▶ [The request] Write out, exactly as they appear, only the lines running from the line with "What does this" to the final line of the listing; include both.

## begin Exercise material

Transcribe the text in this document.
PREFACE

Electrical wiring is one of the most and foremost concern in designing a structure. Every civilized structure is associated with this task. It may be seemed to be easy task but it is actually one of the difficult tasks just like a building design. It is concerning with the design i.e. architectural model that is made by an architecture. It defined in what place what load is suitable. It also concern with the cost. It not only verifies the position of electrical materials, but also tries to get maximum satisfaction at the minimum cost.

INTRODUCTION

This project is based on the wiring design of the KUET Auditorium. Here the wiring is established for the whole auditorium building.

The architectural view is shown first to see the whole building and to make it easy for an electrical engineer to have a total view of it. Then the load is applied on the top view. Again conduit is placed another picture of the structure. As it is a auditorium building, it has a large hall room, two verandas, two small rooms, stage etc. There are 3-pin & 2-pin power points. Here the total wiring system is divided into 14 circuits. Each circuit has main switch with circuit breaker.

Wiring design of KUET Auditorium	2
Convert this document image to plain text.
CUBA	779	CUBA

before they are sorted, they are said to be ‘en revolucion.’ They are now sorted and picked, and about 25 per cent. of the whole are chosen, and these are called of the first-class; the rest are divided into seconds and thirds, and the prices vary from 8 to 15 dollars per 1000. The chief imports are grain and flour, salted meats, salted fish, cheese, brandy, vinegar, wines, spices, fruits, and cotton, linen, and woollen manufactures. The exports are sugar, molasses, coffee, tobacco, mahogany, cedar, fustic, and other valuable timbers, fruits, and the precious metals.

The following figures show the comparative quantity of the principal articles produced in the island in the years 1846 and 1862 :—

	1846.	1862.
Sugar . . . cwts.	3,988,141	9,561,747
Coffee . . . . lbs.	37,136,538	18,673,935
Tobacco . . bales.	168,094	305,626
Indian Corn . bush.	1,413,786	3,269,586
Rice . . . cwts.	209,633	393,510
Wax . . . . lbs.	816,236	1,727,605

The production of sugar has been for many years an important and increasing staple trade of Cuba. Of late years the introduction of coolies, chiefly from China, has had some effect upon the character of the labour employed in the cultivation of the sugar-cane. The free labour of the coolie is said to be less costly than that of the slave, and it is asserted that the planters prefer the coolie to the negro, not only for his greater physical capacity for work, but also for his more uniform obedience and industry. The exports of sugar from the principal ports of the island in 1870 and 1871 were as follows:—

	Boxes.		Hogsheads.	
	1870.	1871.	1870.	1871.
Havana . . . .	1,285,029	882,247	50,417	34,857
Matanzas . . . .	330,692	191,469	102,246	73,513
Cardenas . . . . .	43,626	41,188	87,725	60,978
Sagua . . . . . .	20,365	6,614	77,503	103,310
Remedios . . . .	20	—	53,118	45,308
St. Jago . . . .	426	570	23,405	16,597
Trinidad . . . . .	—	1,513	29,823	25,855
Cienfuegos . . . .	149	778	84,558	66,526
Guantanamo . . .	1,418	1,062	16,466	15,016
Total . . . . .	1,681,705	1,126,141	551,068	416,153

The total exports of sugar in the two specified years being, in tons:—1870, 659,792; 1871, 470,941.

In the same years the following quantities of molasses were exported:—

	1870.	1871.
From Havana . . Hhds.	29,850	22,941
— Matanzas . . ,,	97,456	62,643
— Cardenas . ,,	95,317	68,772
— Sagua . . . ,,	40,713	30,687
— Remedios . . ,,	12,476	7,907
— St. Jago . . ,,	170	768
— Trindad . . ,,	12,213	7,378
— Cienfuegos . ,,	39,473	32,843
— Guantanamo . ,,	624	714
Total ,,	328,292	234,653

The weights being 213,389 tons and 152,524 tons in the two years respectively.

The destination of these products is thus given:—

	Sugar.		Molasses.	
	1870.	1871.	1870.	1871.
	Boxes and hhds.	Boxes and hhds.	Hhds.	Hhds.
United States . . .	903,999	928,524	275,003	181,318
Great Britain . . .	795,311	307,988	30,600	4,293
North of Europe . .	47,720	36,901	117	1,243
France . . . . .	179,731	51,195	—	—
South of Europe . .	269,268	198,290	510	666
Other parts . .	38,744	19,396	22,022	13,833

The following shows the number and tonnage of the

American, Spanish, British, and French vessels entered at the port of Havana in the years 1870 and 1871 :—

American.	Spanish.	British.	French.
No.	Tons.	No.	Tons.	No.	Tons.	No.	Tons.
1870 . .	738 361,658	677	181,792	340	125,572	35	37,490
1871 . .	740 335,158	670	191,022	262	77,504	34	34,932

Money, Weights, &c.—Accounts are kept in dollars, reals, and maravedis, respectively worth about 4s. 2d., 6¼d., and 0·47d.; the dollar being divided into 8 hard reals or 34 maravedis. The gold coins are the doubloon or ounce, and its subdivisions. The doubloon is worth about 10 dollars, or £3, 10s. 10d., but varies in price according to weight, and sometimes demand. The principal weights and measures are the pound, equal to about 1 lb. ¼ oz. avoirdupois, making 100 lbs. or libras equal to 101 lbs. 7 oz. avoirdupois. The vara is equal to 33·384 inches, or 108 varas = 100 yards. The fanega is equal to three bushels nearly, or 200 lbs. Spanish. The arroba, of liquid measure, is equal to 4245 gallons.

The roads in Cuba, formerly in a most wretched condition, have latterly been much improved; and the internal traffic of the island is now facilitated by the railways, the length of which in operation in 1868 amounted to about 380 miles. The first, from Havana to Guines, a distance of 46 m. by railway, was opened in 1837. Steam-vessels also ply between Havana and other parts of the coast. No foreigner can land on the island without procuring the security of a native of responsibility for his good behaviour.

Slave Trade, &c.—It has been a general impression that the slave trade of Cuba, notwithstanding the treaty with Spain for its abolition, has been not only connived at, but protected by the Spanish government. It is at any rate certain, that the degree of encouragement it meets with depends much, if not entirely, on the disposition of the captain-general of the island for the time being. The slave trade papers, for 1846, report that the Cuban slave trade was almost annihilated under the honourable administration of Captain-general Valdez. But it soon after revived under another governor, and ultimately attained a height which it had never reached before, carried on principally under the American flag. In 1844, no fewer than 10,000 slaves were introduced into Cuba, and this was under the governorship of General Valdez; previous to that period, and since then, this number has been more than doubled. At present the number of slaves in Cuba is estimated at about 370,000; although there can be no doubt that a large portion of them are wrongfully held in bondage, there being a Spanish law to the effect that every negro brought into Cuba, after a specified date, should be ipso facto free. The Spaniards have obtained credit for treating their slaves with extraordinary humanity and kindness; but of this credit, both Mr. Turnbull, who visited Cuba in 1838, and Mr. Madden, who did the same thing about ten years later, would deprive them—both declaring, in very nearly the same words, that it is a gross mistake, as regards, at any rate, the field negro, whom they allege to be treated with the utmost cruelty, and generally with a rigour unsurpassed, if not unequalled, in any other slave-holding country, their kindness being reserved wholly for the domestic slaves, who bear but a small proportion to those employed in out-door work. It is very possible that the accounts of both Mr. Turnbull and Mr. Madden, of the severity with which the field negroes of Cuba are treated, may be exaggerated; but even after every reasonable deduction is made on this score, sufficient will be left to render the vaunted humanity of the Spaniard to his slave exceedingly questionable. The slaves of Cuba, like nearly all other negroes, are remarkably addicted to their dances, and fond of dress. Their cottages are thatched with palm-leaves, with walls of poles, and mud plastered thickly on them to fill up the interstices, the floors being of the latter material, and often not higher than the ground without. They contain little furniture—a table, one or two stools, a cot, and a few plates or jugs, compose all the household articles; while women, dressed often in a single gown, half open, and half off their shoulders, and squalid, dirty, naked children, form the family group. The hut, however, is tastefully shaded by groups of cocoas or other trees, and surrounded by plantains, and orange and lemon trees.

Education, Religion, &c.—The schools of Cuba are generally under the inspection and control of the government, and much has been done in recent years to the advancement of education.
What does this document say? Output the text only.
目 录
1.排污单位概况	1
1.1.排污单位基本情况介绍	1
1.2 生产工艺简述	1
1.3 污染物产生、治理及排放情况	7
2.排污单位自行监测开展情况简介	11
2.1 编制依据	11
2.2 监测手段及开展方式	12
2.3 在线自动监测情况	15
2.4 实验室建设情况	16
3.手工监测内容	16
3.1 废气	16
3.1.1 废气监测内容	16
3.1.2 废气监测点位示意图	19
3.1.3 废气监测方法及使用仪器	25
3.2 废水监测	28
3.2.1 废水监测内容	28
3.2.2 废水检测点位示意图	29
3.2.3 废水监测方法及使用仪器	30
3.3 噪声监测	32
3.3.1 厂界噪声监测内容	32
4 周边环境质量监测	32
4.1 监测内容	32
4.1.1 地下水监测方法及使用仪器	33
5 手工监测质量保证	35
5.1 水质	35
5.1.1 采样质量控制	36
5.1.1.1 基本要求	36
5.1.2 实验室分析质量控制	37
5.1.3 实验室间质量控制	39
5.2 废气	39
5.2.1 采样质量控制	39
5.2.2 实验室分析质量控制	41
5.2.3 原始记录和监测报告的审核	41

## end Exercise material

▶ [Task output]
What does this document say? Output the text only.
目 录
1.排污单位概况	1
1.1.排污单位基本情况介绍	1
1.2 生产工艺简述	1
1.3 污染物产生、治理及排放情况	7
2.排污单位自行监测开展情况简介	11
2.1 编制依据	11
2.2 监测手段及开展方式	12
2.3 在线自动监测情况	15
2.4 实验室建设情况	16
3.手工监测内容	16
3.1 废气	16
3.1.1 废气监测内容	16
3.1.2 废气监测点位示意图	19
3.1.3 废气监测方法及使用仪器	25
3.2 废水监测	28
3.2.1 废水监测内容	28
3.2.2 废水检测点位示意图	29
3.2.3 废水监测方法及使用仪器	30
3.3 噪声监测	32
3.3.1 厂界噪声监测内容	32
4 周边环境质量监测	32
4.1 监测内容	32
4.1.1 地下水监测方法及使用仪器	33
5 手工监测质量保证	35
5.1 水质	35
5.1.1 采样质量控制	36
5.1.1.1 基本要求	36
5.1.2 实验室分析质量控制	37
5.1.3 实验室间质量控制	39
5.2 废气	39
5.2.1 采样质量控制	39
5.2.2 实验室分析质量控制	41
5.2.3 原始记录和监测报告的审核	41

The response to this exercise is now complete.